**Set exercise**
Replace "ΠΛΑΝΟΣ" with "ΠΛΑΝΟ" in the part of the items that opens at their start and closes with the line containing "municipality-line: ΑΡΚΑΔΙΩΝ [134, 695, 212, 713]". Write out only that part again, with everything else left unchanged.

**Task data**

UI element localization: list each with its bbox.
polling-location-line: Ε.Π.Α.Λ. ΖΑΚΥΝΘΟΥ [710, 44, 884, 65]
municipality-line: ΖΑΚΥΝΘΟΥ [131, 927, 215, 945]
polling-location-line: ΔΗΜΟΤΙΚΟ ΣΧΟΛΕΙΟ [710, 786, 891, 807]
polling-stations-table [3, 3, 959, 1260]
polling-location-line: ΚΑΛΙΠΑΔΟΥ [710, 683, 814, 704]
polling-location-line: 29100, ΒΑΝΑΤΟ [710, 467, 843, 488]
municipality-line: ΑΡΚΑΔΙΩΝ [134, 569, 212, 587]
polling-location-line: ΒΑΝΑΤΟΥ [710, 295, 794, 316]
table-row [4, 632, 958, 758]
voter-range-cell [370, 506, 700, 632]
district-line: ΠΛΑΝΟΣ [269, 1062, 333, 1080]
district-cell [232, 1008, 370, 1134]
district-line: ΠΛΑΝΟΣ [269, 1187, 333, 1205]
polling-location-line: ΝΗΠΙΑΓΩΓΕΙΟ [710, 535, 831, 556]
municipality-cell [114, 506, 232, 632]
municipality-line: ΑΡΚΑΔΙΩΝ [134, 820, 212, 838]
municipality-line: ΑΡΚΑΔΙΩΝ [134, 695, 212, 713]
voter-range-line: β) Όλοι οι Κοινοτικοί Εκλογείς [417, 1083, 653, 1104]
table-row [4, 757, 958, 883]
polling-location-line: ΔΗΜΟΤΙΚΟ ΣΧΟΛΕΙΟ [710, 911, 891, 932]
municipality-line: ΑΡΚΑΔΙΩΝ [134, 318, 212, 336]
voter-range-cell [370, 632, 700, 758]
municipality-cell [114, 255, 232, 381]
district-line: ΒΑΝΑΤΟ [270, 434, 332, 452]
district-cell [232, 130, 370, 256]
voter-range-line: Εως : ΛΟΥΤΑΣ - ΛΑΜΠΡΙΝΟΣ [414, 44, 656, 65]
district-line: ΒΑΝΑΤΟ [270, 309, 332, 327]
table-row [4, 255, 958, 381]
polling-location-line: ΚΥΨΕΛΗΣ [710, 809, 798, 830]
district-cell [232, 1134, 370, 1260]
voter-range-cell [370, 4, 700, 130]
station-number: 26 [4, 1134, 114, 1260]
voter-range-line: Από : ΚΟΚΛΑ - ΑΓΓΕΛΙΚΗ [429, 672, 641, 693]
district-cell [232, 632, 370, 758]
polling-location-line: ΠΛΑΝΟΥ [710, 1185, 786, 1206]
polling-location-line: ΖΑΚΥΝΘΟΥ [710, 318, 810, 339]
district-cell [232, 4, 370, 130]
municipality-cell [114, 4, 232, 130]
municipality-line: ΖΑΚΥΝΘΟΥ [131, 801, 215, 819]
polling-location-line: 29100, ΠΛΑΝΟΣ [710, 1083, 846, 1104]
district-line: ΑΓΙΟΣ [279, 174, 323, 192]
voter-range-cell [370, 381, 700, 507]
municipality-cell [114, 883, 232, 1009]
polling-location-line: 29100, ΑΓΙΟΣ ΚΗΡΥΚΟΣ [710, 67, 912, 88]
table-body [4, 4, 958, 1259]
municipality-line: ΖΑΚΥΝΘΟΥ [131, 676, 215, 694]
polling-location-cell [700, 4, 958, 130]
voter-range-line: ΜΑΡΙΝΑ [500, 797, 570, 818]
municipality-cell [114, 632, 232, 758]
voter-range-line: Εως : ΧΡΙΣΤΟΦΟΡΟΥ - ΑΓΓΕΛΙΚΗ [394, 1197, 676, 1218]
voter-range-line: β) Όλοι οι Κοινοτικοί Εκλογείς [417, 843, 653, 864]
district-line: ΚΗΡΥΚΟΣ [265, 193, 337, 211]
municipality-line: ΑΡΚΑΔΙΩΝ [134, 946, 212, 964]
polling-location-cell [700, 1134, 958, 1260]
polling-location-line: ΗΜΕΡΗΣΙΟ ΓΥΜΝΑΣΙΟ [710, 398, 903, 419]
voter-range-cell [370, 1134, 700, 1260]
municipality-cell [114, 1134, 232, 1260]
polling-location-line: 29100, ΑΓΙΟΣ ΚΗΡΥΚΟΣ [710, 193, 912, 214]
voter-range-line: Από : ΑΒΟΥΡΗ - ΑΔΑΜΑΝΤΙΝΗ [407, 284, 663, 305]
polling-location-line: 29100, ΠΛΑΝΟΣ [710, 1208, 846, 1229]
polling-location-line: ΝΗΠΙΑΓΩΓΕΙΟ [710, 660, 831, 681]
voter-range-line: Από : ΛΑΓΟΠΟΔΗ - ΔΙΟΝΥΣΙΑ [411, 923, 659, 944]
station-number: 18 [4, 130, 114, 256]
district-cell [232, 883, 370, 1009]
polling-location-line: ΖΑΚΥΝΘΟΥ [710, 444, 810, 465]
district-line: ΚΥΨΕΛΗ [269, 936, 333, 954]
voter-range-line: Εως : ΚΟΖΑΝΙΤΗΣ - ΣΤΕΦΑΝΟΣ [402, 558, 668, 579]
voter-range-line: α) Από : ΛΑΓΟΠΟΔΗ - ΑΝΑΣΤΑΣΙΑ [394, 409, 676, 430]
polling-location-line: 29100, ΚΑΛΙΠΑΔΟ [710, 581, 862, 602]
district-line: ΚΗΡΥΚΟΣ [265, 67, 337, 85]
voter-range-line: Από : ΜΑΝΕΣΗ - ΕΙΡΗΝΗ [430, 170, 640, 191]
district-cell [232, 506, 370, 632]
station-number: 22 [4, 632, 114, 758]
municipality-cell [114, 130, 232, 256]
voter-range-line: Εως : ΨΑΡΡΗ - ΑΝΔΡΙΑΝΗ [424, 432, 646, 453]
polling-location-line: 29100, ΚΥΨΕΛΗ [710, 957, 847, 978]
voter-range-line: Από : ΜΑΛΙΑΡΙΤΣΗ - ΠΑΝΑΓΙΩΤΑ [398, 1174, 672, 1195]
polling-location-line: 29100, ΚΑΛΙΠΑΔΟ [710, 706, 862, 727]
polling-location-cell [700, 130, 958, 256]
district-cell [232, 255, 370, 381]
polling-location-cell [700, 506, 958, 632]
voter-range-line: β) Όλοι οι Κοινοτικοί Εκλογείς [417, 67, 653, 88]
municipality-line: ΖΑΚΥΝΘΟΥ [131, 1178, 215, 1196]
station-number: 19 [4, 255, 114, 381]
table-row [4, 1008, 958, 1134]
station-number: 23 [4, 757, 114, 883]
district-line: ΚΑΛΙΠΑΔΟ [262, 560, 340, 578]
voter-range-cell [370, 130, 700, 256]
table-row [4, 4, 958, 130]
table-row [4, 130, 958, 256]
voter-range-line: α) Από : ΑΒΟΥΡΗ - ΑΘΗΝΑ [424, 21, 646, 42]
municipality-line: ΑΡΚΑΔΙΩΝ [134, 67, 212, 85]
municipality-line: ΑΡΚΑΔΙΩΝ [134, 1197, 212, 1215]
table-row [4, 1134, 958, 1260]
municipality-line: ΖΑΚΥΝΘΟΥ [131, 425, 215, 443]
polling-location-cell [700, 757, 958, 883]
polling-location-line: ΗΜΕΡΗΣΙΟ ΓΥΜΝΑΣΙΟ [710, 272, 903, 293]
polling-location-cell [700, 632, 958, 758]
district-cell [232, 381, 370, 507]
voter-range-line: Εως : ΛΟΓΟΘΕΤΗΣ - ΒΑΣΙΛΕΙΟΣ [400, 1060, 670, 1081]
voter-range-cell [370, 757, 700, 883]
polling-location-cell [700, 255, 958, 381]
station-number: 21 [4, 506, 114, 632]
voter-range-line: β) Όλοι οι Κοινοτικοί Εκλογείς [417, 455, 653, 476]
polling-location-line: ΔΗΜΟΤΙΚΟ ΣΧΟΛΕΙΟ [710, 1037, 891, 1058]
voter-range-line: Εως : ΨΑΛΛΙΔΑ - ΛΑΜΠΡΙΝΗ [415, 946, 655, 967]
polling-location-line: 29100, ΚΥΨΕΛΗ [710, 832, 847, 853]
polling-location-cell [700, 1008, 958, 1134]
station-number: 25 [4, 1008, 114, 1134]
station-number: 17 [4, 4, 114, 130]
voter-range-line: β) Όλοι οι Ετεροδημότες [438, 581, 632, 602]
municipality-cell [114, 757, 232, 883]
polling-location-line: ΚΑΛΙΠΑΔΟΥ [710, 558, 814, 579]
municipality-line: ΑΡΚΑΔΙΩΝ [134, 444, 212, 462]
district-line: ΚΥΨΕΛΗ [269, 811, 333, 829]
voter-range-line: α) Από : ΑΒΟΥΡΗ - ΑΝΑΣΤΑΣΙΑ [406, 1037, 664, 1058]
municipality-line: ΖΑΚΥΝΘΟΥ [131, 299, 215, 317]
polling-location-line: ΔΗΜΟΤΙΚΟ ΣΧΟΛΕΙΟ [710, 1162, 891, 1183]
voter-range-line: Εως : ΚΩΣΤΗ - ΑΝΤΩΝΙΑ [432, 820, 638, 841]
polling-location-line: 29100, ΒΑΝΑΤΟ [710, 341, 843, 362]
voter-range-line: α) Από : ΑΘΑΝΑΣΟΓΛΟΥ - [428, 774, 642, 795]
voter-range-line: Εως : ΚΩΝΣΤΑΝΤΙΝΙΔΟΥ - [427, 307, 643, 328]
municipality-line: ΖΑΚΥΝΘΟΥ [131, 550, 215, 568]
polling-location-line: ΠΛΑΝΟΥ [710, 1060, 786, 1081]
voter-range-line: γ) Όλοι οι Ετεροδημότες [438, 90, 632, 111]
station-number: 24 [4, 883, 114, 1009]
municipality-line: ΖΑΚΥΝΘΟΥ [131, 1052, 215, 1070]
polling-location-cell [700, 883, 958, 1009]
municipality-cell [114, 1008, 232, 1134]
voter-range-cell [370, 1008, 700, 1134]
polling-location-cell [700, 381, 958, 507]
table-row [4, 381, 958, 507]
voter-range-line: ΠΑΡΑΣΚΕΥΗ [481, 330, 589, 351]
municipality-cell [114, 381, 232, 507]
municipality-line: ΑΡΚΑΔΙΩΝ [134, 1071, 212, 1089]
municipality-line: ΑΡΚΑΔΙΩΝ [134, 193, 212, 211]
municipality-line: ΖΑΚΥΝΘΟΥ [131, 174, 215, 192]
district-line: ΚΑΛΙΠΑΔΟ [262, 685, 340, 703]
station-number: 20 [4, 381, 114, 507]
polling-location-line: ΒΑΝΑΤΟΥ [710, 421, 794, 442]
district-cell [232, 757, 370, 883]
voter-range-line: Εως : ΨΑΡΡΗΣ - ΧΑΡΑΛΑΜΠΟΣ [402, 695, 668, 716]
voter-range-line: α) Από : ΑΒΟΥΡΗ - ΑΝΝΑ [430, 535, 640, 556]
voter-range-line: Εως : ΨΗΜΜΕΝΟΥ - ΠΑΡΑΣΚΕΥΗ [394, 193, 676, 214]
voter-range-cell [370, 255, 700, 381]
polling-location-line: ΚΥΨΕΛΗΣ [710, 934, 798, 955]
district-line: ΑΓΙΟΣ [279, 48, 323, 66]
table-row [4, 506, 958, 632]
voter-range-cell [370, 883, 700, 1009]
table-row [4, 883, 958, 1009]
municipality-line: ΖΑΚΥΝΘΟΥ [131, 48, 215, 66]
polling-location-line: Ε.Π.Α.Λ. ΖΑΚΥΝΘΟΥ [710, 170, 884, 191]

**The response**
UI element localization: list each with its bbox.
polling-location-line: Ε.Π.Α.Λ. ΖΑΚΥΝΘΟΥ [710, 44, 884, 65]
municipality-line: ΖΑΚΥΝΘΟΥ [131, 927, 215, 945]
polling-location-line: ΔΗΜΟΤΙΚΟ ΣΧΟΛΕΙΟ [710, 786, 891, 807]
polling-stations-table [3, 3, 959, 1260]
polling-location-line: ΚΑΛΙΠΑΔΟΥ [710, 683, 814, 704]
polling-location-line: 29100, ΒΑΝΑΤΟ [710, 467, 843, 488]
municipality-line: ΑΡΚΑΔΙΩΝ [134, 569, 212, 587]
polling-location-line: ΒΑΝΑΤΟΥ [710, 295, 794, 316]
table-row [4, 632, 958, 758]
voter-range-cell [370, 506, 700, 632]
district-line: ΠΛΑΝΟ [269, 1062, 333, 1080]
district-cell [232, 1008, 370, 1134]
district-line: ΠΛΑΝΟ [269, 1187, 333, 1205]
polling-location-line: ΝΗΠΙΑΓΩΓΕΙΟ [710, 535, 831, 556]
municipality-cell [114, 506, 232, 632]
municipality-line: ΑΡΚΑΔΙΩΝ [134, 820, 212, 838]
municipality-line: ΑΡΚΑΔΙΩΝ [134, 695, 212, 713]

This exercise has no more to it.